▶ **TASK OBJECTIVE**
Without the pictures, return all of the material exactly as written.

# START OF DATA SUPPLIED

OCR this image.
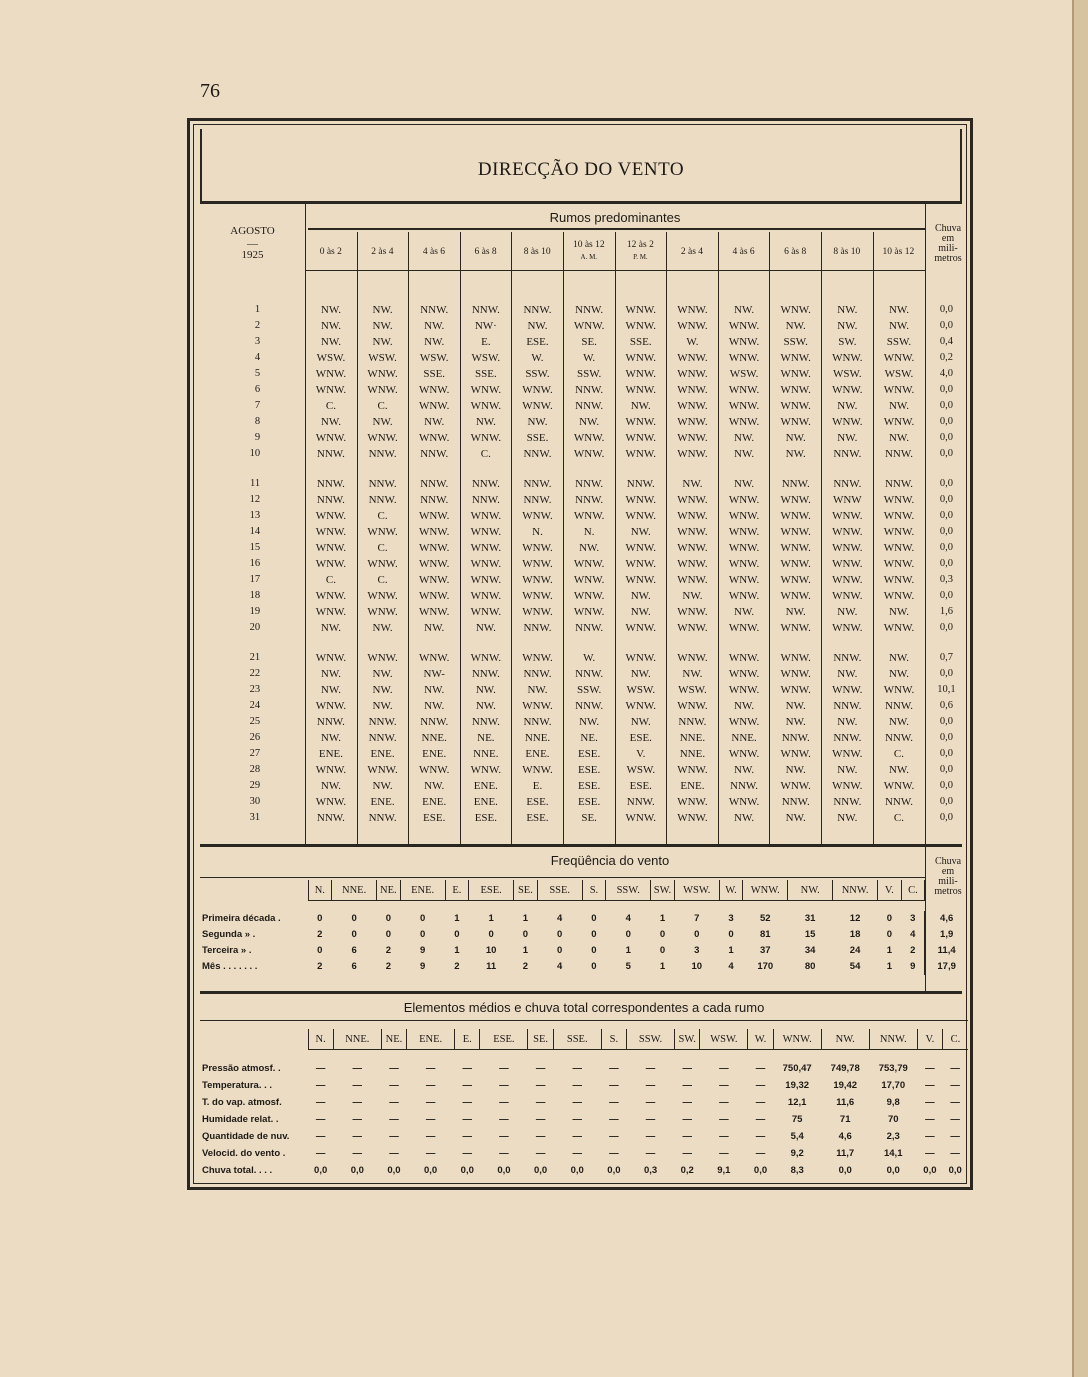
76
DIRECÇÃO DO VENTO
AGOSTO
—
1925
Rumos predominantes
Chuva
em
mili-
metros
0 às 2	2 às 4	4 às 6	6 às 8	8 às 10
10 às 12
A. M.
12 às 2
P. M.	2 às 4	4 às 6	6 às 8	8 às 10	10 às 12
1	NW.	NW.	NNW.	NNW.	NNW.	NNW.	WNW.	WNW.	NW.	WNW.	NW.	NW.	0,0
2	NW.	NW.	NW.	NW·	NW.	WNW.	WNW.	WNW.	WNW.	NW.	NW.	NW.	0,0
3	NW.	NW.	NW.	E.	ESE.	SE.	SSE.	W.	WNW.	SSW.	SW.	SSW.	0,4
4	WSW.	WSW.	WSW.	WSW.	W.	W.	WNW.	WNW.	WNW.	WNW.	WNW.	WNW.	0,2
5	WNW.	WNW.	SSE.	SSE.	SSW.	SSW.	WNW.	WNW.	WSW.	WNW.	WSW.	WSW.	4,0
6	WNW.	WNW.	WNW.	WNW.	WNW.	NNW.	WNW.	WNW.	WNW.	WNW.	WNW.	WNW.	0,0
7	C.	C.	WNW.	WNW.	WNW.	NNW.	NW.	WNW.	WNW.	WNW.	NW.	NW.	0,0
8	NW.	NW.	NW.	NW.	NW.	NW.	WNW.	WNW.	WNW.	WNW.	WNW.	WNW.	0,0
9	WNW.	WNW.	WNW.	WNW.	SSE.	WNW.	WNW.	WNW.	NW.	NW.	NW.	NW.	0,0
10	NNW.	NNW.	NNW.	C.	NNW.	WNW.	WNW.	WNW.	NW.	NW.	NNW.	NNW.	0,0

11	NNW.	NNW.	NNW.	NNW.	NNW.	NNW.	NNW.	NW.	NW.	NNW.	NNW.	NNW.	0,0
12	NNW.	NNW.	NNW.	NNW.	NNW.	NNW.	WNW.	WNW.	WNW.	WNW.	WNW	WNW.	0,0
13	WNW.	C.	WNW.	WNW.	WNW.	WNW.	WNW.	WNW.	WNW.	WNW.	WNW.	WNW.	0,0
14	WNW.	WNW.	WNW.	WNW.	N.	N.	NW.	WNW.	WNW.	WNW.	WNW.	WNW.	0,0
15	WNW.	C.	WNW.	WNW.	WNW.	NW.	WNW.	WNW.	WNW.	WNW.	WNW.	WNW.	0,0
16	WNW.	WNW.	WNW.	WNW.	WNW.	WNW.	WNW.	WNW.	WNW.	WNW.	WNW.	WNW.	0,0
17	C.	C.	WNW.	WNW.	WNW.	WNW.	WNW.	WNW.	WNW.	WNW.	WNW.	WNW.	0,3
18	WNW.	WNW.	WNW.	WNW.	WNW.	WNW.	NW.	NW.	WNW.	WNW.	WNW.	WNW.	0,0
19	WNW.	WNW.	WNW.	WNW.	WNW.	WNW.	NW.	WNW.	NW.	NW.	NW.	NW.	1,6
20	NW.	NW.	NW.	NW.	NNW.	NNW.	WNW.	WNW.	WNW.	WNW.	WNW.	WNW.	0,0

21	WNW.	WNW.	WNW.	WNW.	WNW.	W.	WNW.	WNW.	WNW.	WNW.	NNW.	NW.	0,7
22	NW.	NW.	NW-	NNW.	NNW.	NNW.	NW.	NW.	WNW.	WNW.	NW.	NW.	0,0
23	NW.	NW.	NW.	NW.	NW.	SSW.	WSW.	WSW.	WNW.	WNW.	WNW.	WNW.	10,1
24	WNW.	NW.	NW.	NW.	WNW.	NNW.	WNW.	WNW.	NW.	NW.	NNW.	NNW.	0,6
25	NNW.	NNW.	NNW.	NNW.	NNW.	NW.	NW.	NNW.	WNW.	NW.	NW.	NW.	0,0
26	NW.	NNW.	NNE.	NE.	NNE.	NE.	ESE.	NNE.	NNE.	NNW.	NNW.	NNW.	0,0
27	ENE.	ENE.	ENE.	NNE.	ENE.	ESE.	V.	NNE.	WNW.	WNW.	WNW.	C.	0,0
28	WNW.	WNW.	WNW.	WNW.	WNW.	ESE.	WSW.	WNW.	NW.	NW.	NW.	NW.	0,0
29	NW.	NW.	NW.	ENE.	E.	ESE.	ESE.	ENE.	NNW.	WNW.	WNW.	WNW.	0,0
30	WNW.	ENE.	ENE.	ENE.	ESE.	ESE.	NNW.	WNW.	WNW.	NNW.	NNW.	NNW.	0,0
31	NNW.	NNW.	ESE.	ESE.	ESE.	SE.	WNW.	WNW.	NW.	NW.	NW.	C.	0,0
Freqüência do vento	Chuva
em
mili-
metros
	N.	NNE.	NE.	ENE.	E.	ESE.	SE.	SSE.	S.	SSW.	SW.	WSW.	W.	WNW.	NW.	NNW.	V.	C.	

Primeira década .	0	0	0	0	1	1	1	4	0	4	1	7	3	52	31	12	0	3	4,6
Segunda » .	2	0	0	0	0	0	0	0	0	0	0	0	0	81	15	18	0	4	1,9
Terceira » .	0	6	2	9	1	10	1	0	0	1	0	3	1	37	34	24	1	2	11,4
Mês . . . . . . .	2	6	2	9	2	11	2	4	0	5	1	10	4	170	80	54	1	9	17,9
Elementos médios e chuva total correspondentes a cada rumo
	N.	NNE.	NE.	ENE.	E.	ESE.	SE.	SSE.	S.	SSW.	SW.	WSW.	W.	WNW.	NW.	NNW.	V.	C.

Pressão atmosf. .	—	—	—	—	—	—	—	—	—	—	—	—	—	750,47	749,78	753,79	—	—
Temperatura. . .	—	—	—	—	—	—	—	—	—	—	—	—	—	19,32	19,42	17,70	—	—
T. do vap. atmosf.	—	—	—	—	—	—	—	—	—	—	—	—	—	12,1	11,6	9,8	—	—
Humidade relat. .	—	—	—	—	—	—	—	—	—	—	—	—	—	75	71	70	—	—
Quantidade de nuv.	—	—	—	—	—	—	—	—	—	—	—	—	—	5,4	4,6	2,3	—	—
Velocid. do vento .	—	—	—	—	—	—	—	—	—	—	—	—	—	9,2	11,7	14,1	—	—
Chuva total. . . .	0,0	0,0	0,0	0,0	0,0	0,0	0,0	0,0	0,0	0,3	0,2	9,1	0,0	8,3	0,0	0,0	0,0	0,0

# END OF DATA SUPPLIED

▶ **RESULT OF THE EXERCISE**
OCR this image.
76
DIRECÇÃO DO VENTO
AGOSTO
—
1925
Rumos predominantes
Chuva
em
mili-
metros
0 às 2	2 às 4	4 às 6	6 às 8	8 às 10
10 às 12
A. M.
12 às 2
P. M.	2 às 4	4 às 6	6 às 8	8 às 10	10 às 12
1	NW.	NW.	NNW.	NNW.	NNW.	NNW.	WNW.	WNW.	NW.	WNW.	NW.	NW.	0,0
2	NW.	NW.	NW.	NW·	NW.	WNW.	WNW.	WNW.	WNW.	NW.	NW.	NW.	0,0
3	NW.	NW.	NW.	E.	ESE.	SE.	SSE.	W.	WNW.	SSW.	SW.	SSW.	0,4
4	WSW.	WSW.	WSW.	WSW.	W.	W.	WNW.	WNW.	WNW.	WNW.	WNW.	WNW.	0,2
5	WNW.	WNW.	SSE.	SSE.	SSW.	SSW.	WNW.	WNW.	WSW.	WNW.	WSW.	WSW.	4,0
6	WNW.	WNW.	WNW.	WNW.	WNW.	NNW.	WNW.	WNW.	WNW.	WNW.	WNW.	WNW.	0,0
7	C.	C.	WNW.	WNW.	WNW.	NNW.	NW.	WNW.	WNW.	WNW.	NW.	NW.	0,0
8	NW.	NW.	NW.	NW.	NW.	NW.	WNW.	WNW.	WNW.	WNW.	WNW.	WNW.	0,0
9	WNW.	WNW.	WNW.	WNW.	SSE.	WNW.	WNW.	WNW.	NW.	NW.	NW.	NW.	0,0
10	NNW.	NNW.	NNW.	C.	NNW.	WNW.	WNW.	WNW.	NW.	NW.	NNW.	NNW.	0,0

11	NNW.	NNW.	NNW.	NNW.	NNW.	NNW.	NNW.	NW.	NW.	NNW.	NNW.	NNW.	0,0
12	NNW.	NNW.	NNW.	NNW.	NNW.	NNW.	WNW.	WNW.	WNW.	WNW.	WNW	WNW.	0,0
13	WNW.	C.	WNW.	WNW.	WNW.	WNW.	WNW.	WNW.	WNW.	WNW.	WNW.	WNW.	0,0
14	WNW.	WNW.	WNW.	WNW.	N.	N.	NW.	WNW.	WNW.	WNW.	WNW.	WNW.	0,0
15	WNW.	C.	WNW.	WNW.	WNW.	NW.	WNW.	WNW.	WNW.	WNW.	WNW.	WNW.	0,0
16	WNW.	WNW.	WNW.	WNW.	WNW.	WNW.	WNW.	WNW.	WNW.	WNW.	WNW.	WNW.	0,0
17	C.	C.	WNW.	WNW.	WNW.	WNW.	WNW.	WNW.	WNW.	WNW.	WNW.	WNW.	0,3
18	WNW.	WNW.	WNW.	WNW.	WNW.	WNW.	NW.	NW.	WNW.	WNW.	WNW.	WNW.	0,0
19	WNW.	WNW.	WNW.	WNW.	WNW.	WNW.	NW.	WNW.	NW.	NW.	NW.	NW.	1,6
20	NW.	NW.	NW.	NW.	NNW.	NNW.	WNW.	WNW.	WNW.	WNW.	WNW.	WNW.	0,0

21	WNW.	WNW.	WNW.	WNW.	WNW.	W.	WNW.	WNW.	WNW.	WNW.	NNW.	NW.	0,7
22	NW.	NW.	NW-	NNW.	NNW.	NNW.	NW.	NW.	WNW.	WNW.	NW.	NW.	0,0
23	NW.	NW.	NW.	NW.	NW.	SSW.	WSW.	WSW.	WNW.	WNW.	WNW.	WNW.	10,1
24	WNW.	NW.	NW.	NW.	WNW.	NNW.	WNW.	WNW.	NW.	NW.	NNW.	NNW.	0,6
25	NNW.	NNW.	NNW.	NNW.	NNW.	NW.	NW.	NNW.	WNW.	NW.	NW.	NW.	0,0
26	NW.	NNW.	NNE.	NE.	NNE.	NE.	ESE.	NNE.	NNE.	NNW.	NNW.	NNW.	0,0
27	ENE.	ENE.	ENE.	NNE.	ENE.	ESE.	V.	NNE.	WNW.	WNW.	WNW.	C.	0,0
28	WNW.	WNW.	WNW.	WNW.	WNW.	ESE.	WSW.	WNW.	NW.	NW.	NW.	NW.	0,0
29	NW.	NW.	NW.	ENE.	E.	ESE.	ESE.	ENE.	NNW.	WNW.	WNW.	WNW.	0,0
30	WNW.	ENE.	ENE.	ENE.	ESE.	ESE.	NNW.	WNW.	WNW.	NNW.	NNW.	NNW.	0,0
31	NNW.	NNW.	ESE.	ESE.	ESE.	SE.	WNW.	WNW.	NW.	NW.	NW.	C.	0,0
Freqüência do vento	Chuva
em
mili-
metros
	N.	NNE.	NE.	ENE.	E.	ESE.	SE.	SSE.	S.	SSW.	SW.	WSW.	W.	WNW.	NW.	NNW.	V.	C.	

Primeira década .	0	0	0	0	1	1	1	4	0	4	1	7	3	52	31	12	0	3	4,6
Segunda » .	2	0	0	0	0	0	0	0	0	0	0	0	0	81	15	18	0	4	1,9
Terceira » .	0	6	2	9	1	10	1	0	0	1	0	3	1	37	34	24	1	2	11,4
Mês . . . . . . .	2	6	2	9	2	11	2	4	0	5	1	10	4	170	80	54	1	9	17,9
Elementos médios e chuva total correspondentes a cada rumo
	N.	NNE.	NE.	ENE.	E.	ESE.	SE.	SSE.	S.	SSW.	SW.	WSW.	W.	WNW.	NW.	NNW.	V.	C.

Pressão atmosf. .	—	—	—	—	—	—	—	—	—	—	—	—	—	750,47	749,78	753,79	—	—
Temperatura. . .	—	—	—	—	—	—	—	—	—	—	—	—	—	19,32	19,42	17,70	—	—
T. do vap. atmosf.	—	—	—	—	—	—	—	—	—	—	—	—	—	12,1	11,6	9,8	—	—
Humidade relat. .	—	—	—	—	—	—	—	—	—	—	—	—	—	75	71	70	—	—
Quantidade de nuv.	—	—	—	—	—	—	—	—	—	—	—	—	—	5,4	4,6	2,3	—	—
Velocid. do vento .	—	—	—	—	—	—	—	—	—	—	—	—	—	9,2	11,7	14,1	—	—
Chuva total. . . .	0,0	0,0	0,0	0,0	0,0	0,0	0,0	0,0	0,0	0,3	0,2	9,1	0,0	8,3	0,0	0,0	0,0	0,0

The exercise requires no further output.